- TASK INPUTS -

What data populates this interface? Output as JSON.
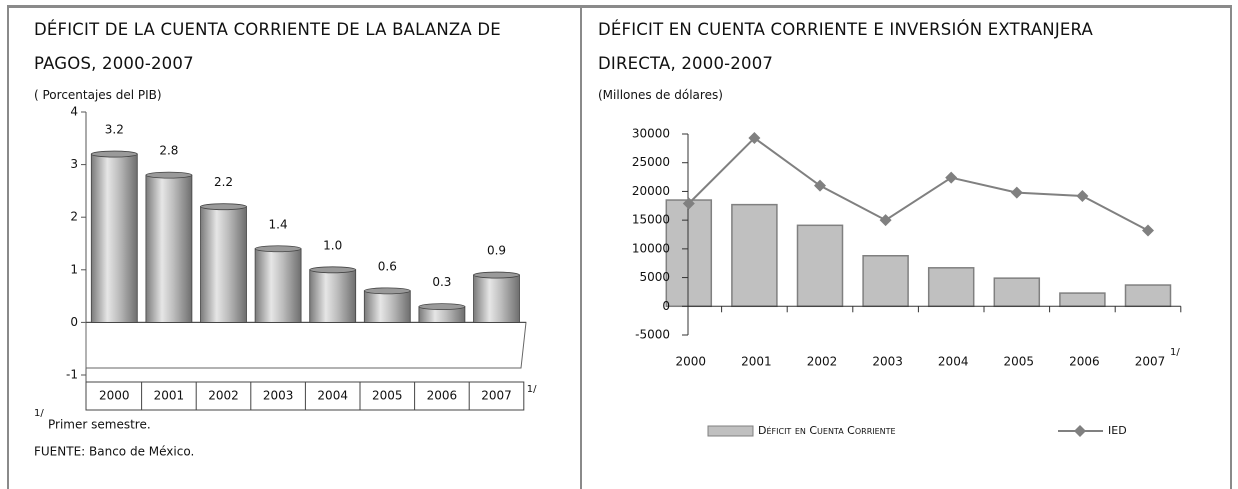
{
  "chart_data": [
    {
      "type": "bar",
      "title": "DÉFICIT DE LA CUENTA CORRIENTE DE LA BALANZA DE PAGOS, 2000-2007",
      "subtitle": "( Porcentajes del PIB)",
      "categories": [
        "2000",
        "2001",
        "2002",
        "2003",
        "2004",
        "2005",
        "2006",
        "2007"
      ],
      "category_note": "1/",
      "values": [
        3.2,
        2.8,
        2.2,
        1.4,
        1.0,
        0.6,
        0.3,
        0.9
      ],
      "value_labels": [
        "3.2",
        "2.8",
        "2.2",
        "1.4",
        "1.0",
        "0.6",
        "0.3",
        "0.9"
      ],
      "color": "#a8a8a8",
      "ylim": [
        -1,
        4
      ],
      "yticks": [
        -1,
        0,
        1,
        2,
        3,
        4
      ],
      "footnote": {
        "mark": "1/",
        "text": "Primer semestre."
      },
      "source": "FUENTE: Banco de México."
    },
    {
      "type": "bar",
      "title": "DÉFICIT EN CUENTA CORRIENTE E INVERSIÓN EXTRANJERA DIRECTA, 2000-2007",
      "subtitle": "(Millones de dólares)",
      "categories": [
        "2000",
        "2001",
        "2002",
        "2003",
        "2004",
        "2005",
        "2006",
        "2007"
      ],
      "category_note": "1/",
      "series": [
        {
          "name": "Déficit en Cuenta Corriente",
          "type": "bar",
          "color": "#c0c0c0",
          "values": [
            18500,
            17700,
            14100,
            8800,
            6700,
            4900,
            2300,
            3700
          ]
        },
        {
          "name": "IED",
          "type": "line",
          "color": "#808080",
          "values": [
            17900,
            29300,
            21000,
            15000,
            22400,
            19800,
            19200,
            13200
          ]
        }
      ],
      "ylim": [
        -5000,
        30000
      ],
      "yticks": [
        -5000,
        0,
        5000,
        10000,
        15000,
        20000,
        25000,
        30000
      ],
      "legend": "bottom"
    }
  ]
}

- EXERCISE AIM -
Without the pictures, output the full listing exactly as it stands.

- RESPONSE FOR THIS EXERCISE -
What data populates this interface? Output as JSON.
{
  "chart_data": [
    {
      "type": "bar",
      "title": "DÉFICIT DE LA CUENTA CORRIENTE DE LA BALANZA DE PAGOS, 2000-2007",
      "subtitle": "( Porcentajes del PIB)",
      "categories": [
        "2000",
        "2001",
        "2002",
        "2003",
        "2004",
        "2005",
        "2006",
        "2007"
      ],
      "category_note": "1/",
      "values": [
        3.2,
        2.8,
        2.2,
        1.4,
        1.0,
        0.6,
        0.3,
        0.9
      ],
      "value_labels": [
        "3.2",
        "2.8",
        "2.2",
        "1.4",
        "1.0",
        "0.6",
        "0.3",
        "0.9"
      ],
      "color": "#a8a8a8",
      "ylim": [
        -1,
        4
      ],
      "yticks": [
        -1,
        0,
        1,
        2,
        3,
        4
      ],
      "footnote": {
        "mark": "1/",
        "text": "Primer semestre."
      },
      "source": "FUENTE: Banco de México."
    },
    {
      "type": "bar",
      "title": "DÉFICIT EN CUENTA CORRIENTE E INVERSIÓN EXTRANJERA DIRECTA, 2000-2007",
      "subtitle": "(Millones de dólares)",
      "categories": [
        "2000",
        "2001",
        "2002",
        "2003",
        "2004",
        "2005",
        "2006",
        "2007"
      ],
      "category_note": "1/",
      "series": [
        {
          "name": "Déficit en Cuenta Corriente",
          "type": "bar",
          "color": "#c0c0c0",
          "values": [
            18500,
            17700,
            14100,
            8800,
            6700,
            4900,
            2300,
            3700
          ]
        },
        {
          "name": "IED",
          "type": "line",
          "color": "#808080",
          "values": [
            17900,
            29300,
            21000,
            15000,
            22400,
            19800,
            19200,
            13200
          ]
        }
      ],
      "ylim": [
        -5000,
        30000
      ],
      "yticks": [
        -5000,
        0,
        5000,
        10000,
        15000,
        20000,
        25000,
        30000
      ],
      "legend": "bottom"
    }
  ]
}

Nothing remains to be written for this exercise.